DATA ENTRIES
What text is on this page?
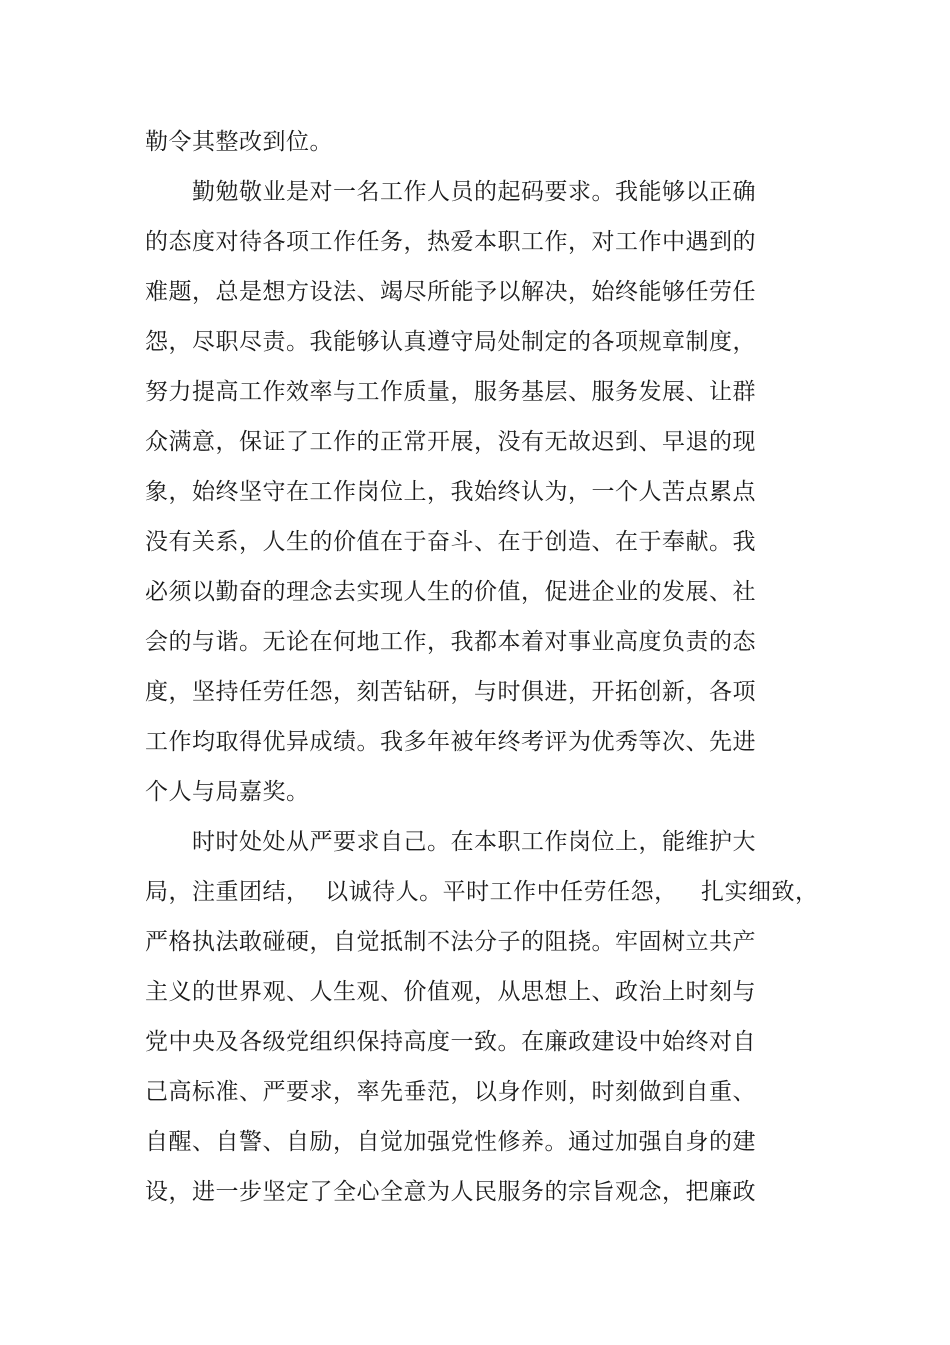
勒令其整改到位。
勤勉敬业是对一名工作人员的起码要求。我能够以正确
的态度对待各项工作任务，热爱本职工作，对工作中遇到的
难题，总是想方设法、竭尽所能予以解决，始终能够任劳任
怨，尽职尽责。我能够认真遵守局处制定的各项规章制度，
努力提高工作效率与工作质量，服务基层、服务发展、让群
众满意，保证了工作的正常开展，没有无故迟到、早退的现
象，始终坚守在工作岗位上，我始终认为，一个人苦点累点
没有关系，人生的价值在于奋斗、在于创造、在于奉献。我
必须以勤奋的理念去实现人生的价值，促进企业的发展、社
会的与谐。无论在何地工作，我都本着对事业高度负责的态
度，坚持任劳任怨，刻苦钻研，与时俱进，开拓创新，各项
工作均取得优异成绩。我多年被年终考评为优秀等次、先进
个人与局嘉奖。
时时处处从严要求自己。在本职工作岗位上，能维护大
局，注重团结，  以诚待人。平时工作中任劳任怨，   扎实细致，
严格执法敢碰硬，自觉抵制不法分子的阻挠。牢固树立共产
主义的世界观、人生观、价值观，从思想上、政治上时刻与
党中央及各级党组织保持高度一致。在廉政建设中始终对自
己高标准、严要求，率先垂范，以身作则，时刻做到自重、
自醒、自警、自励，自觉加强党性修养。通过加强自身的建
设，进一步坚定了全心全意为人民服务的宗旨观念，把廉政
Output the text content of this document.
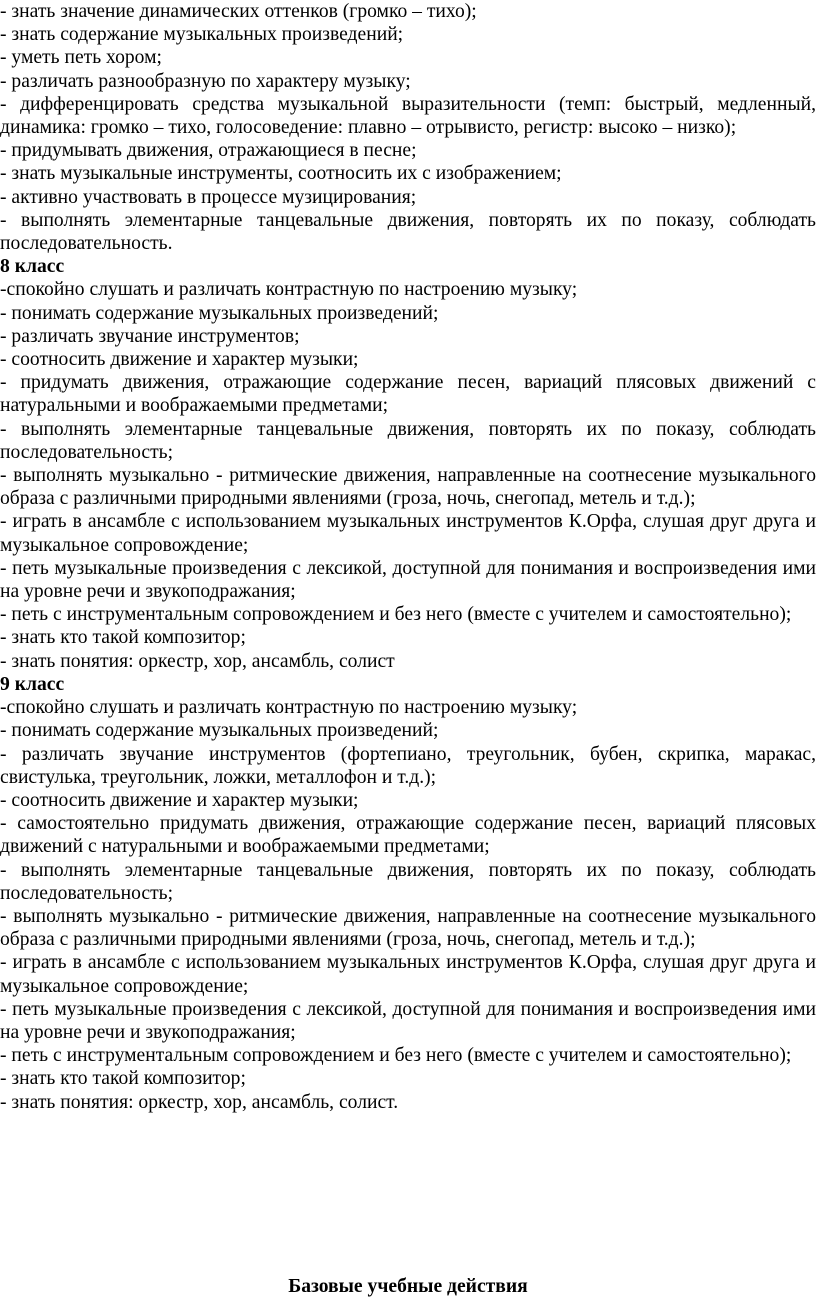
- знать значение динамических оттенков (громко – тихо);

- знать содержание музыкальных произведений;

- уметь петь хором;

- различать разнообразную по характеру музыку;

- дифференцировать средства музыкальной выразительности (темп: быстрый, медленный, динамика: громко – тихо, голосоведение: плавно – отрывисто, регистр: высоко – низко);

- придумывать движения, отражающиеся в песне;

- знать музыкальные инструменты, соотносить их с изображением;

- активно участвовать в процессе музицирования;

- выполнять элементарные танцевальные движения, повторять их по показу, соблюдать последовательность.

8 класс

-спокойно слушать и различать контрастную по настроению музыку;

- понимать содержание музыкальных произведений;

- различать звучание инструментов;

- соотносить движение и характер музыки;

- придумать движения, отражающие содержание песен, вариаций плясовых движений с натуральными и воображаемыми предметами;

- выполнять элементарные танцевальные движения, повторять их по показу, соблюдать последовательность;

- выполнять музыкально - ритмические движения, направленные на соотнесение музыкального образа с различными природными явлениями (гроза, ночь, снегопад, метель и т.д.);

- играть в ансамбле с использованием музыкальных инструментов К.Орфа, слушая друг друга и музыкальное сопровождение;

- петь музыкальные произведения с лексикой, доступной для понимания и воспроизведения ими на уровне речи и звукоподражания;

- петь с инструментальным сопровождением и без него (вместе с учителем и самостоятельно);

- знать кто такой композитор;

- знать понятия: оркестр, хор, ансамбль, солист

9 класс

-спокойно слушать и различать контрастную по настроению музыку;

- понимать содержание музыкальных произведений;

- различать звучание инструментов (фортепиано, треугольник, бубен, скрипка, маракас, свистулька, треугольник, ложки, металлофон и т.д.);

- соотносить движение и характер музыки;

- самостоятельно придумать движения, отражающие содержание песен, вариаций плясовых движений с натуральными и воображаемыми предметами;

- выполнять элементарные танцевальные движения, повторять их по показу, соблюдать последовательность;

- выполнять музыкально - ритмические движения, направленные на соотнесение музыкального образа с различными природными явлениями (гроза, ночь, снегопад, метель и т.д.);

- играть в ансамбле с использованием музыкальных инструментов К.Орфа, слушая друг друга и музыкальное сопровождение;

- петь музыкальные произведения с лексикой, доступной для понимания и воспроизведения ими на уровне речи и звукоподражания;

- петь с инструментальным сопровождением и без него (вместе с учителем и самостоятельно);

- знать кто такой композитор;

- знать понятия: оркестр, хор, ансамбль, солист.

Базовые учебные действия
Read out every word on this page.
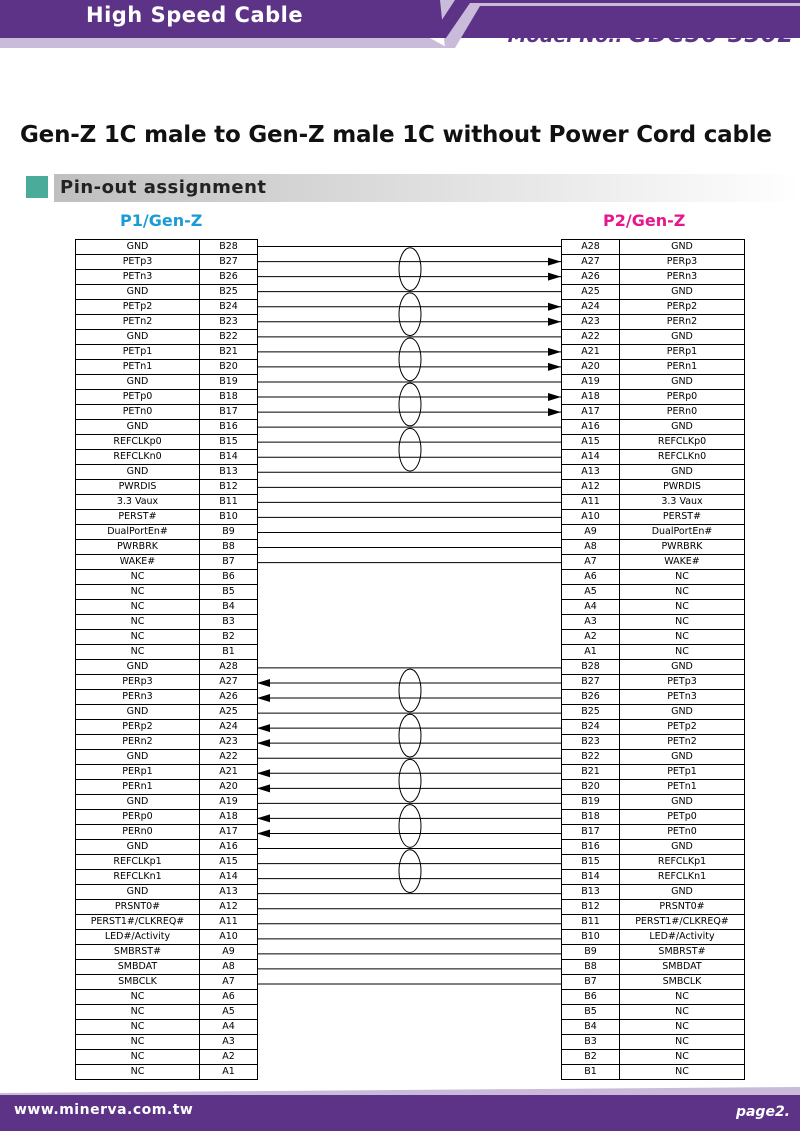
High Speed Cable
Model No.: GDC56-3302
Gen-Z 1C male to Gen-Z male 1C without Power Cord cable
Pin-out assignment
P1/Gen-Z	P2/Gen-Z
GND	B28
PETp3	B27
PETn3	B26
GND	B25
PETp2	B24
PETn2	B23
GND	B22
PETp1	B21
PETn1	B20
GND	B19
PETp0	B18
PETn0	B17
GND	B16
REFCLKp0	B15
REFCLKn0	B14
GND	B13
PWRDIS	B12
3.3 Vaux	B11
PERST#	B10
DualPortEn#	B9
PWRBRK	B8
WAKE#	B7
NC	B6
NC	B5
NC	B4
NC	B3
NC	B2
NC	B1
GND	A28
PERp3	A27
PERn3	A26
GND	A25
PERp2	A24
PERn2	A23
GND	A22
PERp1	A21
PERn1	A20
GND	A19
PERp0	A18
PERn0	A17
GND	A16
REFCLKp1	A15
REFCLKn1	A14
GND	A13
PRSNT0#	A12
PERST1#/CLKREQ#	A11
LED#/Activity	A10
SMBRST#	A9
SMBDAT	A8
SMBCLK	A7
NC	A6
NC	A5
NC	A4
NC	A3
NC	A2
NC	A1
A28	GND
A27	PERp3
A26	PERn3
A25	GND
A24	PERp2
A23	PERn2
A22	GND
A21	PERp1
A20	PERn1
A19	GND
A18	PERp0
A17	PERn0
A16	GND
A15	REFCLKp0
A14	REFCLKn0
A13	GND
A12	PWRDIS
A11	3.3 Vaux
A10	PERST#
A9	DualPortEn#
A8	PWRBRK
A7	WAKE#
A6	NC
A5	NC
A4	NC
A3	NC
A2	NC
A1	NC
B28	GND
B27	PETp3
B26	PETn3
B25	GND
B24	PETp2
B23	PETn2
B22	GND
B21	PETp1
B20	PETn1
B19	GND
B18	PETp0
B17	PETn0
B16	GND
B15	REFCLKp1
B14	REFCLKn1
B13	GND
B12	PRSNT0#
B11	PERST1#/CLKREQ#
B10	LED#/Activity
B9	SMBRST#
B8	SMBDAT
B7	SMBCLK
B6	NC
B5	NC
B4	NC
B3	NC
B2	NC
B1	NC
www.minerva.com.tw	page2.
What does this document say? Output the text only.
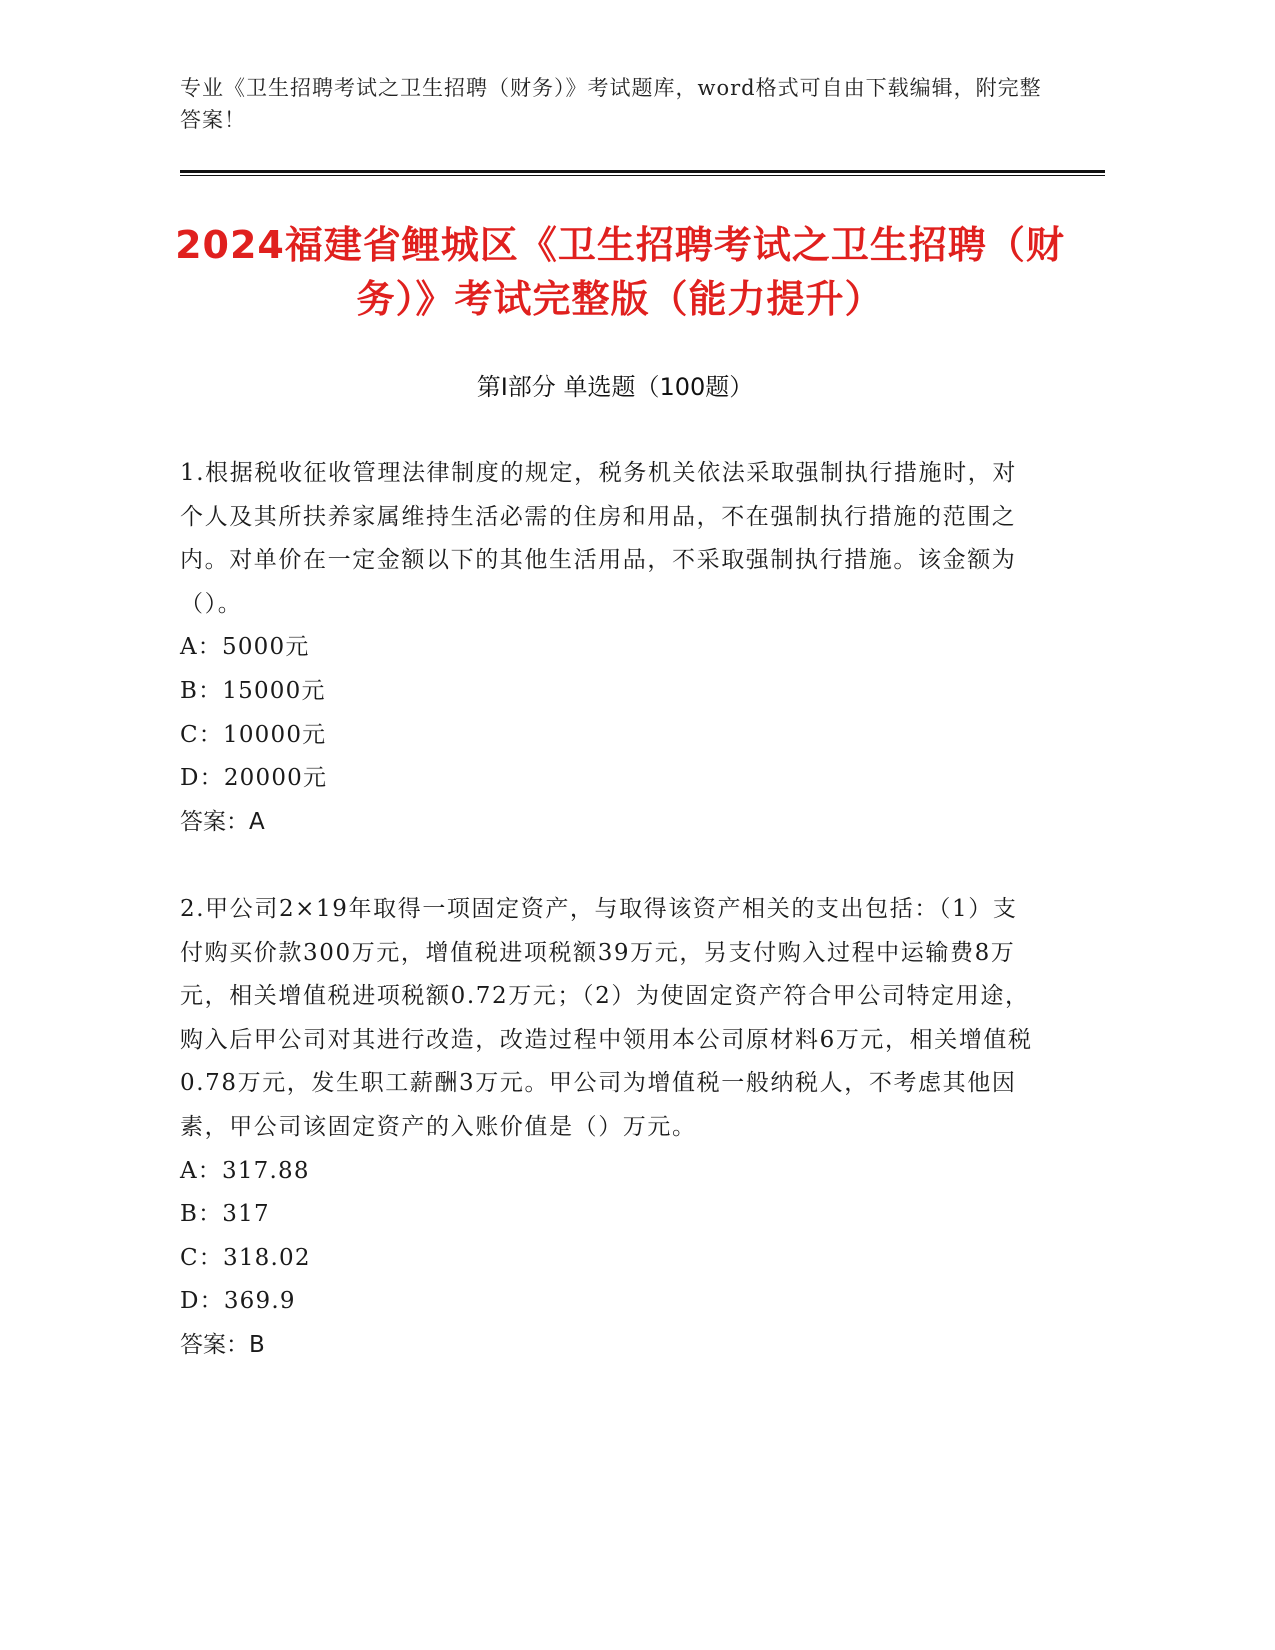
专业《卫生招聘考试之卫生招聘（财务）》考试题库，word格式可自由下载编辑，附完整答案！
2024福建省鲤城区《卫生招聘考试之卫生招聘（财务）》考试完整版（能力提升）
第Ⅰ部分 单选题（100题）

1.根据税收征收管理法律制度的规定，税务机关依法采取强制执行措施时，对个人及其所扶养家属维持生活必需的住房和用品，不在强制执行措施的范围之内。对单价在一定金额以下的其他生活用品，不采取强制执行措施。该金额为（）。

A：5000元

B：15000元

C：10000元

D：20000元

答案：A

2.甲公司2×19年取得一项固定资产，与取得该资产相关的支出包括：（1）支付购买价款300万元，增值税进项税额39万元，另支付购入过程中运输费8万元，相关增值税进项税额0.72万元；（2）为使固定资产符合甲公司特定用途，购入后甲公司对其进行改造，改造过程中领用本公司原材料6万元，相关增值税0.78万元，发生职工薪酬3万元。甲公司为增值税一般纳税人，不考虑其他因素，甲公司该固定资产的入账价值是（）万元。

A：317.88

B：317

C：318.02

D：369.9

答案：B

EXERCISE INSTRUCTIONS
Above are several records. Count the lines among them that contain "тихо" and give only the total.

TASK SOLUTION
2